— WHAT IS REQUIRED —
Could you repeat, word for word, every line from the one containing "Give me a plain-text" through the final line of the records below, and nothing else?

— EXTRACTED MATERIAL —
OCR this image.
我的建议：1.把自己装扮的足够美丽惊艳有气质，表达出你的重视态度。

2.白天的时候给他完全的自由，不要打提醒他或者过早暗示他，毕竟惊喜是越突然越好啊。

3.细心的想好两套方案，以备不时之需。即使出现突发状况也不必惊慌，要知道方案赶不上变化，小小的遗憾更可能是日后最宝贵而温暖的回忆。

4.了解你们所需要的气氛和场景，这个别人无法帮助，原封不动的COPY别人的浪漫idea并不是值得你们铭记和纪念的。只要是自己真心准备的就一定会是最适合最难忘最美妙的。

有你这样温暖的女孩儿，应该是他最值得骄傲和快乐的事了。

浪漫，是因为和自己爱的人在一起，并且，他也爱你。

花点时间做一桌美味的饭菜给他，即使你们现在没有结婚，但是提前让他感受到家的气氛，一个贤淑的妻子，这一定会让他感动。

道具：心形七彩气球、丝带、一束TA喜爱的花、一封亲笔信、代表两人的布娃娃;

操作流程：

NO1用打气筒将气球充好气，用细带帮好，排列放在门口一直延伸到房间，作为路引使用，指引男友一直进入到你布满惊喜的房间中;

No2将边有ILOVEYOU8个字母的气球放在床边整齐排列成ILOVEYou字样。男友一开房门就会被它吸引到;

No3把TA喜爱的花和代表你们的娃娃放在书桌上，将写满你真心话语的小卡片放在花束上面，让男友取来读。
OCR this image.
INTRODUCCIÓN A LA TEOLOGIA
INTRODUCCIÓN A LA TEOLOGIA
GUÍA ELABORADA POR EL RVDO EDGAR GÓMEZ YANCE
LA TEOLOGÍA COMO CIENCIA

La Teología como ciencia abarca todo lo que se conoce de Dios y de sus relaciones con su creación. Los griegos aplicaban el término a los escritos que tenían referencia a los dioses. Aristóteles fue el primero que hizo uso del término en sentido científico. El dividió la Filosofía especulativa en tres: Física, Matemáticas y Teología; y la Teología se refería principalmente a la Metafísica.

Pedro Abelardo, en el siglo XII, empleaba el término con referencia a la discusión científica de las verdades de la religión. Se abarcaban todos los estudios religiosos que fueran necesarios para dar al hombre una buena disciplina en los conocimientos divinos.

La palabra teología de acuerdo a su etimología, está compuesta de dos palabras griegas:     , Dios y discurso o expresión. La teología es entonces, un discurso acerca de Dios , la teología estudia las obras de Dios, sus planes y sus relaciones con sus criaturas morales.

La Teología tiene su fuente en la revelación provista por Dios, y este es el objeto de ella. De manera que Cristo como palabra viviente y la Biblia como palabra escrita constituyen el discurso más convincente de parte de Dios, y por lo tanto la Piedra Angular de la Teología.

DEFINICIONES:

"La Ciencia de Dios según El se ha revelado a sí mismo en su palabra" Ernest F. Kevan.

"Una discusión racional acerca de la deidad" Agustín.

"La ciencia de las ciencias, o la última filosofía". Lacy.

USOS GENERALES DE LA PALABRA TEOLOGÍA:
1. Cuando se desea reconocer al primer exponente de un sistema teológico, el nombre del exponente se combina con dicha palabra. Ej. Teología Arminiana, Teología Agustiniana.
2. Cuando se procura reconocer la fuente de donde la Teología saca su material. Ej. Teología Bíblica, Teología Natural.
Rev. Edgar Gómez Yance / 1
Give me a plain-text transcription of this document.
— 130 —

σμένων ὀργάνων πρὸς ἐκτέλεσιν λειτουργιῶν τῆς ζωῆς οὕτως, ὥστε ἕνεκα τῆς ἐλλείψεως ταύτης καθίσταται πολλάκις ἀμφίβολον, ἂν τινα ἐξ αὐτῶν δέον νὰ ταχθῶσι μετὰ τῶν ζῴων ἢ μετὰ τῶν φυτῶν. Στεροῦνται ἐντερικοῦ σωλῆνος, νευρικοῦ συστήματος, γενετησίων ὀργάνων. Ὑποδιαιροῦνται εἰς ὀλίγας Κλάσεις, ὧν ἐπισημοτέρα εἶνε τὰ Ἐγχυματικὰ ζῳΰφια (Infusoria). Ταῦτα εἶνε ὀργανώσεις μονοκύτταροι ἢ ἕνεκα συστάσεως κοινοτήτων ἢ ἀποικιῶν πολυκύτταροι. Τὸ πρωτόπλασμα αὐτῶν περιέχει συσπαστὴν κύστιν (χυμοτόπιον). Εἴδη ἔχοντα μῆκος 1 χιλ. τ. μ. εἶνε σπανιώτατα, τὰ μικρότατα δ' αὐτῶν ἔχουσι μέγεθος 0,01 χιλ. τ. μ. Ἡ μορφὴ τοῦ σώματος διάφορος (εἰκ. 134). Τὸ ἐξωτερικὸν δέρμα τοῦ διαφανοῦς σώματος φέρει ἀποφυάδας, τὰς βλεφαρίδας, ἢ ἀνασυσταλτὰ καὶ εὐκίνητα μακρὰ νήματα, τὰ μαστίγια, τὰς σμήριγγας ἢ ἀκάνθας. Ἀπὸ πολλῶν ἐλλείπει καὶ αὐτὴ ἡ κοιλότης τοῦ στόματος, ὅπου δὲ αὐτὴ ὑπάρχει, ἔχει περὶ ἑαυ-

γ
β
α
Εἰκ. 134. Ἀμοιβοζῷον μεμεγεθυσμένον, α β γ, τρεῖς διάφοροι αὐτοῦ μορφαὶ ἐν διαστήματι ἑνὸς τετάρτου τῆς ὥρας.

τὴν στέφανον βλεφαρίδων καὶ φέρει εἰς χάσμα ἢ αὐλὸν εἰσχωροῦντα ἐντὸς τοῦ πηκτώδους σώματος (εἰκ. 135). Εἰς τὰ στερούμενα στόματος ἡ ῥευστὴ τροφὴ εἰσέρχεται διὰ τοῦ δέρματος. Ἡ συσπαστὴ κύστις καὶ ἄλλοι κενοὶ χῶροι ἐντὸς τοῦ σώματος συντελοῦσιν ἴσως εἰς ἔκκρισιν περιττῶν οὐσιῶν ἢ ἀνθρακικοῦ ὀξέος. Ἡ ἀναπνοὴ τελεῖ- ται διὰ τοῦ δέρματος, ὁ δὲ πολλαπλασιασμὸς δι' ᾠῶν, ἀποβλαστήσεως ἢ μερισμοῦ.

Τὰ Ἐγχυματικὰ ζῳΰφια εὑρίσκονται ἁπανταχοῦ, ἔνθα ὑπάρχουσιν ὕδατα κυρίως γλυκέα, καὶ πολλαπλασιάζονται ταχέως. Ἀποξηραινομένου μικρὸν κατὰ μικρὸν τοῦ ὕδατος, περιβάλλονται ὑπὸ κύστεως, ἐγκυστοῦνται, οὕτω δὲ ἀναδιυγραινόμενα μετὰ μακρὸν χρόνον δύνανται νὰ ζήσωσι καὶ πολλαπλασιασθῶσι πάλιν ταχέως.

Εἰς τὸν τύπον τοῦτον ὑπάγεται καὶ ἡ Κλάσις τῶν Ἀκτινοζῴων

— WORKED ANSWER —
Give me a plain-text transcription of this document.
— 130 —

σμένων ὀργάνων πρὸς ἐκτέλεσιν λειτουργιῶν τῆς ζωῆς οὕτως, ὥστε ἕνεκα τῆς ἐλλείψεως ταύτης καθίσταται πολλάκις ἀμφίβολον, ἂν τινα ἐξ αὐτῶν δέον νὰ ταχθῶσι μετὰ τῶν ζῴων ἢ μετὰ τῶν φυτῶν. Στεροῦνται ἐντερικοῦ σωλῆνος, νευρικοῦ συστήματος, γενετησίων ὀργάνων. Ὑποδιαιροῦνται εἰς ὀλίγας Κλάσεις, ὧν ἐπισημοτέρα εἶνε τὰ Ἐγχυματικὰ ζῳΰφια (Infusoria). Ταῦτα εἶνε ὀργανώσεις μονοκύτταροι ἢ ἕνεκα συστάσεως κοινοτήτων ἢ ἀποικιῶν πολυκύτταροι. Τὸ πρωτόπλασμα αὐτῶν περιέχει συσπαστὴν κύστιν (χυμοτόπιον). Εἴδη ἔχοντα μῆκος 1 χιλ. τ. μ. εἶνε σπανιώτατα, τὰ μικρότατα δ' αὐτῶν ἔχουσι μέγεθος 0,01 χιλ. τ. μ. Ἡ μορφὴ τοῦ σώματος διάφορος (εἰκ. 134). Τὸ ἐξωτερικὸν δέρμα τοῦ διαφανοῦς σώματος φέρει ἀποφυάδας, τὰς βλεφαρίδας, ἢ ἀνασυσταλτὰ καὶ εὐκίνητα μακρὰ νήματα, τὰ μαστίγια, τὰς σμήριγγας ἢ ἀκάνθας. Ἀπὸ πολλῶν ἐλλείπει καὶ αὐτὴ ἡ κοιλότης τοῦ στόματος, ὅπου δὲ αὐτὴ ὑπάρχει, ἔχει περὶ ἑαυ-

γ
β
α
Εἰκ. 134. Ἀμοιβοζῷον μεμεγεθυσμένον, α β γ, τρεῖς διάφοροι αὐτοῦ μορφαὶ ἐν διαστήματι ἑνὸς τετάρτου τῆς ὥρας.

τὴν στέφανον βλεφαρίδων καὶ φέρει εἰς χάσμα ἢ αὐλὸν εἰσχωροῦντα ἐντὸς τοῦ πηκτώδους σώματος (εἰκ. 135). Εἰς τὰ στερούμενα στόματος ἡ ῥευστὴ τροφὴ εἰσέρχεται διὰ τοῦ δέρματος. Ἡ συσπαστὴ κύστις καὶ ἄλλοι κενοὶ χῶροι ἐντὸς τοῦ σώματος συντελοῦσιν ἴσως εἰς ἔκκρισιν περιττῶν οὐσιῶν ἢ ἀνθρακικοῦ ὀξέος. Ἡ ἀναπνοὴ τελεῖ- ται διὰ τοῦ δέρματος, ὁ δὲ πολλαπλασιασμὸς δι' ᾠῶν, ἀποβλαστήσεως ἢ μερισμοῦ.

Τὰ Ἐγχυματικὰ ζῳΰφια εὑρίσκονται ἁπανταχοῦ, ἔνθα ὑπάρχουσιν ὕδατα κυρίως γλυκέα, καὶ πολλαπλασιάζονται ταχέως. Ἀποξηραινομένου μικρὸν κατὰ μικρὸν τοῦ ὕδατος, περιβάλλονται ὑπὸ κύστεως, ἐγκυστοῦνται, οὕτω δὲ ἀναδιυγραινόμενα μετὰ μακρὸν χρόνον δύνανται νὰ ζήσωσι καὶ πολλαπλασιασθῶσι πάλιν ταχέως.

Εἰς τὸν τύπον τοῦτον ὑπάγεται καὶ ἡ Κλάσις τῶν Ἀκτινοζῴων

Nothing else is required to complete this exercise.